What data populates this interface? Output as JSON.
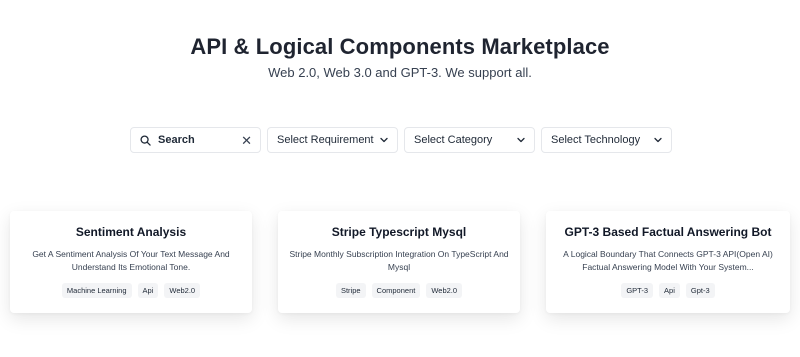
{
  "header": {
    "title": "API & Logical Components Marketplace",
    "subtitle": "Web 2.0, Web 3.0 and GPT-3. We support all."
  },
  "filters": {
    "search_label": "Search",
    "clear_symbol": "✕",
    "requirement_label": "Select Requirement",
    "category_label": "Select Category",
    "technology_label": "Select Technology"
  },
  "cards": [
    {
      "title": "Sentiment Analysis",
      "description": "Get A Sentiment Analysis Of Your Text Message And Understand Its Emotional Tone.",
      "tags": [
        "Machine Learning",
        "Api",
        "Web2.0"
      ]
    },
    {
      "title": "Stripe Typescript Mysql",
      "description": "Stripe Monthly Subscription Integration On TypeScript And Mysql",
      "tags": [
        "Stripe",
        "Component",
        "Web2.0"
      ]
    },
    {
      "title": "GPT-3 Based Factual Answering Bot",
      "description": "A Logical Boundary That Connects GPT-3 API(Open AI) Factual Answering Model With Your System...",
      "tags": [
        "GPT-3",
        "Api",
        "Gpt-3"
      ]
    }
  ],
  "icons": {
    "search": "search-icon",
    "clear": "close-icon",
    "dropdown": "chevron-down-icon"
  }
}
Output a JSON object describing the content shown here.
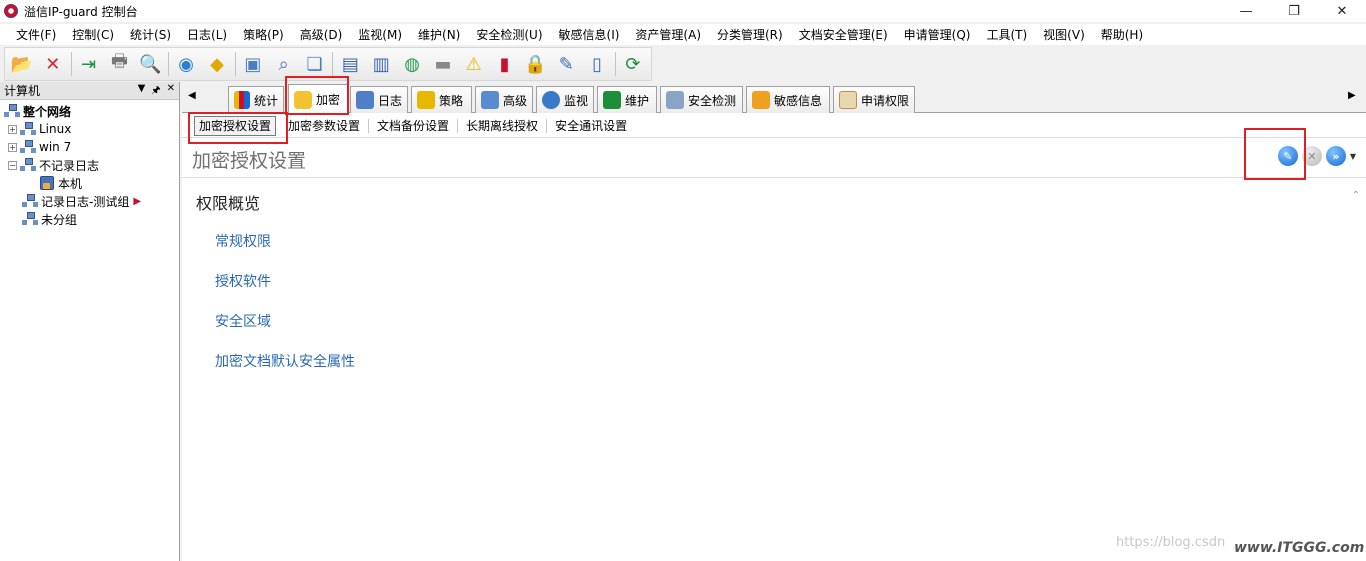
{
  "window": {
    "title": "溢信IP-guard 控制台"
  },
  "menu": [
    "文件(F)",
    "控制(C)",
    "统计(S)",
    "日志(L)",
    "策略(P)",
    "高级(D)",
    "监视(M)",
    "维护(N)",
    "安全检测(U)",
    "敏感信息(I)",
    "资产管理(A)",
    "分类管理(R)",
    "文档安全管理(E)",
    "申请管理(Q)",
    "工具(T)",
    "视图(V)",
    "帮助(H)"
  ],
  "toolbar_icons": [
    "add-icon",
    "delete-icon",
    "export-icon",
    "print-icon",
    "print-preview-icon",
    "globe-icon",
    "tag-icon",
    "copy-icon",
    "search-icon",
    "window-icon",
    "computers-icon",
    "cards-icon",
    "network-icon",
    "disk-icon",
    "warning-icon",
    "chart-icon",
    "lock-icon",
    "edit-icon",
    "mobile-icon",
    "refresh-icon"
  ],
  "left_panel": {
    "title": "计算机",
    "tree": [
      {
        "label": "整个网络",
        "bold": true
      },
      {
        "label": "Linux"
      },
      {
        "label": "win 7"
      },
      {
        "label": "不记录日志"
      },
      {
        "label": "本机"
      },
      {
        "label": "记录日志-测试组"
      },
      {
        "label": "未分组"
      }
    ]
  },
  "tabs": [
    "统计",
    "加密",
    "日志",
    "策略",
    "高级",
    "监视",
    "维护",
    "安全检测",
    "敏感信息",
    "申请权限"
  ],
  "subtabs": [
    "加密授权设置",
    "加密参数设置",
    "文档备份设置",
    "长期离线授权",
    "安全通讯设置"
  ],
  "content": {
    "section_title": "加密授权设置",
    "overview_title": "权限概览",
    "links": [
      "常规权限",
      "授权软件",
      "安全区域",
      "加密文档默认安全属性"
    ]
  },
  "watermark": {
    "blog": "https://blog.csdn",
    "site": "www.ITGGG.com"
  },
  "colors": {
    "link": "#2a6ab5",
    "highlight": "#e02020",
    "action_blue": "#1769d6"
  }
}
____
§ TASK GOAL
Exclude the images and reproduce the remaining data exactly.

§ EXERCISE ANSWER
What data populates this interface? Output as JSON.
{
  "header": {
    "title": "API & Logical Components Marketplace",
    "subtitle": "Web 2.0, Web 3.0 and GPT-3. We support all."
  },
  "filters": {
    "search_label": "Search",
    "clear_symbol": "✕",
    "requirement_label": "Select Requirement",
    "category_label": "Select Category",
    "technology_label": "Select Technology"
  },
  "cards": [
    {
      "title": "Sentiment Analysis",
      "description": "Get A Sentiment Analysis Of Your Text Message And Understand Its Emotional Tone.",
      "tags": [
        "Machine Learning",
        "Api",
        "Web2.0"
      ]
    },
    {
      "title": "Stripe Typescript Mysql",
      "description": "Stripe Monthly Subscription Integration On TypeScript And Mysql",
      "tags": [
        "Stripe",
        "Component",
        "Web2.0"
      ]
    },
    {
      "title": "GPT-3 Based Factual Answering Bot",
      "description": "A Logical Boundary That Connects GPT-3 API(Open AI) Factual Answering Model With Your System...",
      "tags": [
        "GPT-3",
        "Api",
        "Gpt-3"
      ]
    }
  ],
  "icons": {
    "search": "search-icon",
    "clear": "close-icon",
    "dropdown": "chevron-down-icon"
  }
}
Output a JSON object describing the content shown here.
{
  "window": {
    "title": "溢信IP-guard 控制台"
  },
  "menu": [
    "文件(F)",
    "控制(C)",
    "统计(S)",
    "日志(L)",
    "策略(P)",
    "高级(D)",
    "监视(M)",
    "维护(N)",
    "安全检测(U)",
    "敏感信息(I)",
    "资产管理(A)",
    "分类管理(R)",
    "文档安全管理(E)",
    "申请管理(Q)",
    "工具(T)",
    "视图(V)",
    "帮助(H)"
  ],
  "toolbar_icons": [
    "add-icon",
    "delete-icon",
    "export-icon",
    "print-icon",
    "print-preview-icon",
    "globe-icon",
    "tag-icon",
    "copy-icon",
    "search-icon",
    "window-icon",
    "computers-icon",
    "cards-icon",
    "network-icon",
    "disk-icon",
    "warning-icon",
    "chart-icon",
    "lock-icon",
    "edit-icon",
    "mobile-icon",
    "refresh-icon"
  ],
  "left_panel": {
    "title": "计算机",
    "tree": [
      {
        "label": "整个网络",
        "bold": true
      },
      {
        "label": "Linux"
      },
      {
        "label": "win 7"
      },
      {
        "label": "不记录日志"
      },
      {
        "label": "本机"
      },
      {
        "label": "记录日志-测试组"
      },
      {
        "label": "未分组"
      }
    ]
  },
  "tabs": [
    "统计",
    "加密",
    "日志",
    "策略",
    "高级",
    "监视",
    "维护",
    "安全检测",
    "敏感信息",
    "申请权限"
  ],
  "subtabs": [
    "加密授权设置",
    "加密参数设置",
    "文档备份设置",
    "长期离线授权",
    "安全通讯设置"
  ],
  "content": {
    "section_title": "加密授权设置",
    "overview_title": "权限概览",
    "links": [
      "常规权限",
      "授权软件",
      "安全区域",
      "加密文档默认安全属性"
    ]
  },
  "watermark": {
    "blog": "https://blog.csdn",
    "site": "www.ITGGG.com"
  },
  "colors": {
    "link": "#2a6ab5",
    "highlight": "#e02020",
    "action_blue": "#1769d6"
  }
}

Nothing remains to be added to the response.